• _ACTIVITY_
Which lines of the records below contain the word "genome"? Show each one.

─── RECORD EXTRACTS ───

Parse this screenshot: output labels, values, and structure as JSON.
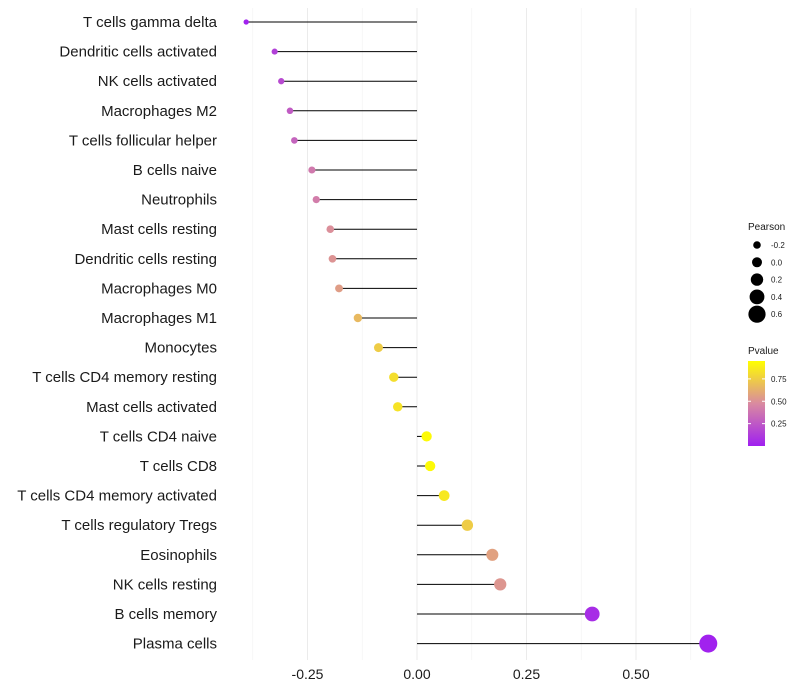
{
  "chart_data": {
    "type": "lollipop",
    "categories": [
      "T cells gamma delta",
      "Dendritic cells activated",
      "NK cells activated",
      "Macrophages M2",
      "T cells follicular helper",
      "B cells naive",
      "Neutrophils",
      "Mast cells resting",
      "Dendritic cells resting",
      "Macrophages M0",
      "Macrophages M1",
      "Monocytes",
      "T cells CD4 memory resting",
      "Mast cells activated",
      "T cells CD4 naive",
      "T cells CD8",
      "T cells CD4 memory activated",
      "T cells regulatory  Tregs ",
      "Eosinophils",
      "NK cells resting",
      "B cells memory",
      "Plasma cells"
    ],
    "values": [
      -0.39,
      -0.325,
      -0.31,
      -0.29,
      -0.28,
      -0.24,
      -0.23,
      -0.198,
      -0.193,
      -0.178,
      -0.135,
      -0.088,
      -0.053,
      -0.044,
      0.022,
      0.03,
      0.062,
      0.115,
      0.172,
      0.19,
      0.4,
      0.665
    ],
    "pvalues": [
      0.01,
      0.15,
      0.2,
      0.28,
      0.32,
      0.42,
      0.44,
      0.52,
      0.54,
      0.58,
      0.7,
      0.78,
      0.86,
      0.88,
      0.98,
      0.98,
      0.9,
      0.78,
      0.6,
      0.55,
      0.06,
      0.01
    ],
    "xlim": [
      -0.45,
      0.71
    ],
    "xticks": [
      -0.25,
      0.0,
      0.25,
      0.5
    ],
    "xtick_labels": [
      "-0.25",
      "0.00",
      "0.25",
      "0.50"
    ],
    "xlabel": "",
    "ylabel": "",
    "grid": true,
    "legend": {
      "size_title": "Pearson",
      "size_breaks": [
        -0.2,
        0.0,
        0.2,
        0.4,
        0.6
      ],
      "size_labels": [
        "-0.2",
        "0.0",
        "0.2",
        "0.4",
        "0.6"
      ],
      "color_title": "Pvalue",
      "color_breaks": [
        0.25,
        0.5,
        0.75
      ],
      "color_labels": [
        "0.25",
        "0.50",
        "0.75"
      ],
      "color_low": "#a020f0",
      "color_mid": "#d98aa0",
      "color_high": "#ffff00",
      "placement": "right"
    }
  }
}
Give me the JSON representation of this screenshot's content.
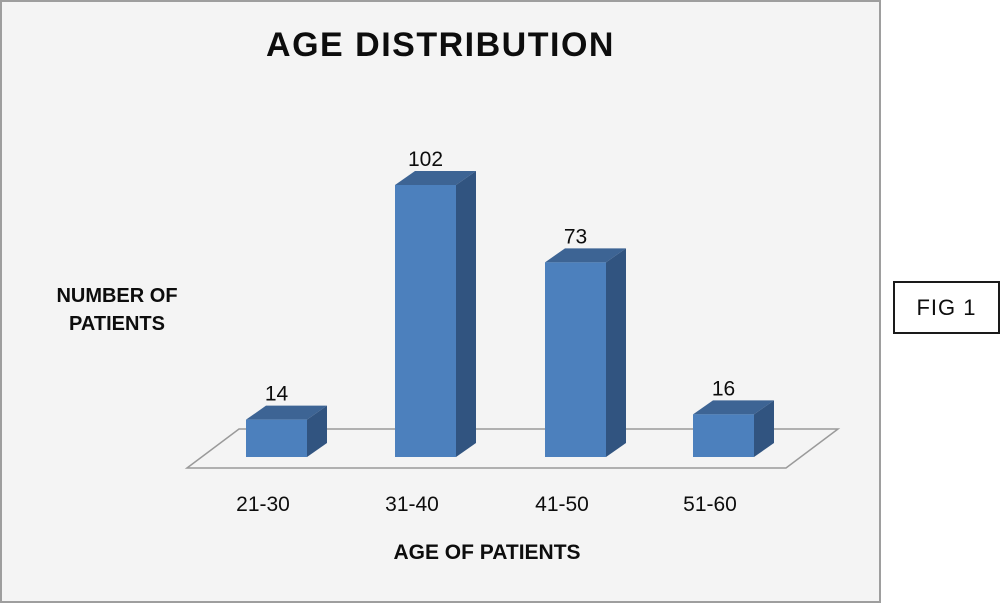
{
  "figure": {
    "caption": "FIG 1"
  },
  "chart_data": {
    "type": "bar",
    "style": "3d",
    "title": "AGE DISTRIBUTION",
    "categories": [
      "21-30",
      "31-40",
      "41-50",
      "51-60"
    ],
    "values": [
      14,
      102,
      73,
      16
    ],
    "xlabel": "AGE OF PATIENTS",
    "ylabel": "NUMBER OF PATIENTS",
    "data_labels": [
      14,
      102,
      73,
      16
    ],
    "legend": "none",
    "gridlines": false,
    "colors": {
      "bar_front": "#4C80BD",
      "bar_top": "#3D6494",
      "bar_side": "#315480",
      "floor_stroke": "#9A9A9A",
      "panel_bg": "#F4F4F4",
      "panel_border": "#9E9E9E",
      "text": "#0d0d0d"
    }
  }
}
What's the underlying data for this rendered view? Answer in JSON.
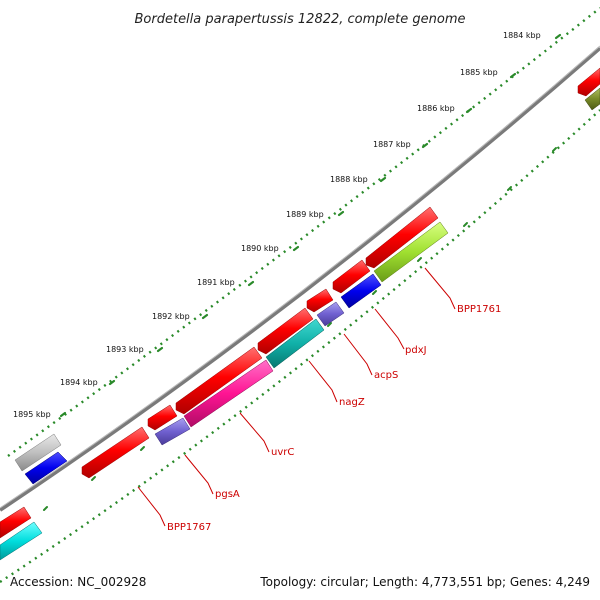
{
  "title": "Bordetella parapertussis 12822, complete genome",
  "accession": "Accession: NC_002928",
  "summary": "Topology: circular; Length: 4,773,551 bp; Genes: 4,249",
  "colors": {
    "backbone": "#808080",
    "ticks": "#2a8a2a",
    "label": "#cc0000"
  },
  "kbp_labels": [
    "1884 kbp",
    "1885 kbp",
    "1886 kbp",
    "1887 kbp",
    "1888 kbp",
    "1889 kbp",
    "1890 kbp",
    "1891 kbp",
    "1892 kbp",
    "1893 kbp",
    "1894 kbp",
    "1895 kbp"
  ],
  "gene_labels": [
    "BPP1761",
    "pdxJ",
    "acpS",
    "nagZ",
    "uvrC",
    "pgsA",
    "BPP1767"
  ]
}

───
─── RECORD EXTRACTS ───

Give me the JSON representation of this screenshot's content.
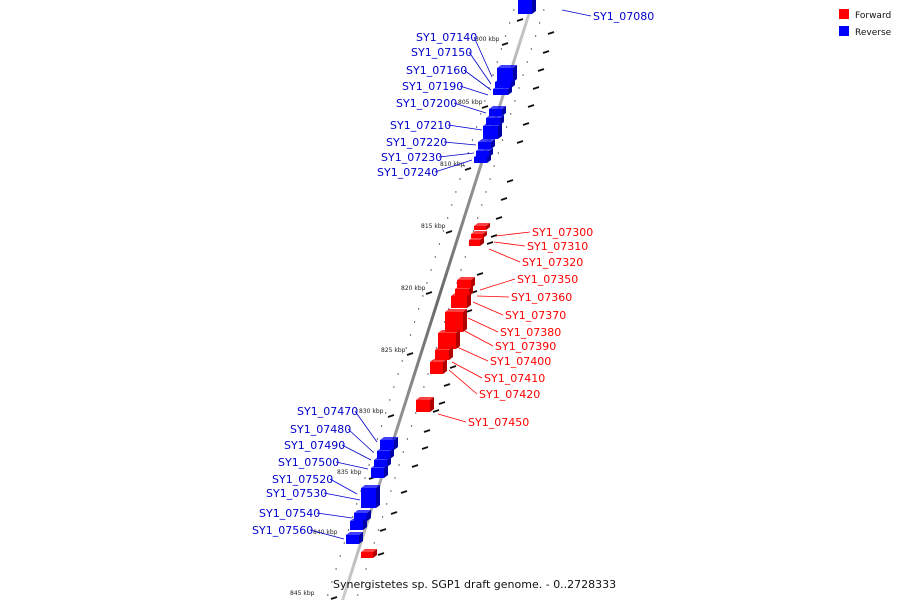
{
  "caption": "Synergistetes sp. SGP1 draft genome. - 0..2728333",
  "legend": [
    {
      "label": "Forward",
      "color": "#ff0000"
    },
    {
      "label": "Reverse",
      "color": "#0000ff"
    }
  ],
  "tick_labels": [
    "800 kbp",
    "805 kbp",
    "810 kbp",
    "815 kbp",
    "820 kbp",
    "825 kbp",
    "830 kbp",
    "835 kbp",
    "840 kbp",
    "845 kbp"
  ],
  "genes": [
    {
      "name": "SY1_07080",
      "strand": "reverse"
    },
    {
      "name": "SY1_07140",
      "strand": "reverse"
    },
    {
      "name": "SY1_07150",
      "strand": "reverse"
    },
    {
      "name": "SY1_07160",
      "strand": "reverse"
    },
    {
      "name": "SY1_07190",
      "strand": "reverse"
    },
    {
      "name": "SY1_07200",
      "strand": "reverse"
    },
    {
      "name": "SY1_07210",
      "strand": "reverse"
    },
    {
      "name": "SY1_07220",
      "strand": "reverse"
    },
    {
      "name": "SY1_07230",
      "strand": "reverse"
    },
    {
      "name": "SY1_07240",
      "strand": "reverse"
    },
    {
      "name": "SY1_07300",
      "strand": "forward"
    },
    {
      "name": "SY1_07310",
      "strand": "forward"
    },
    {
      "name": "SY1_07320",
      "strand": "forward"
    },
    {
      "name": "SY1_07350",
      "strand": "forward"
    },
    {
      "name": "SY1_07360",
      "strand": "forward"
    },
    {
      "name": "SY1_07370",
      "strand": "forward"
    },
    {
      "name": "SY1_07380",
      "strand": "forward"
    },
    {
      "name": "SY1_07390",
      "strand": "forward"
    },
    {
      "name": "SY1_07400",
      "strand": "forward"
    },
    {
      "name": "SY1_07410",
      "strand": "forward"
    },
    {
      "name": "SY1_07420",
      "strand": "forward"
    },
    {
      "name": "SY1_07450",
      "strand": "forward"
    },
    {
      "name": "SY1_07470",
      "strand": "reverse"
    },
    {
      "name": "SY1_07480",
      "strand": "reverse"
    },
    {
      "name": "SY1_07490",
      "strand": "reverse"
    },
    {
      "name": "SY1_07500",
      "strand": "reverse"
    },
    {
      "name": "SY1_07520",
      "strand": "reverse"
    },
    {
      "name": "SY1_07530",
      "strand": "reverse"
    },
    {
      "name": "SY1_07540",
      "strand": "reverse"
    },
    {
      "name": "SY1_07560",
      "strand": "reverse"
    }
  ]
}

───

• _ANSWER BELOW_
  "title": "Bordetella parapertussis 12822, complete genome",
  "caption": "Synergistetes sp. SGP1 draft genome. - 0..2728333",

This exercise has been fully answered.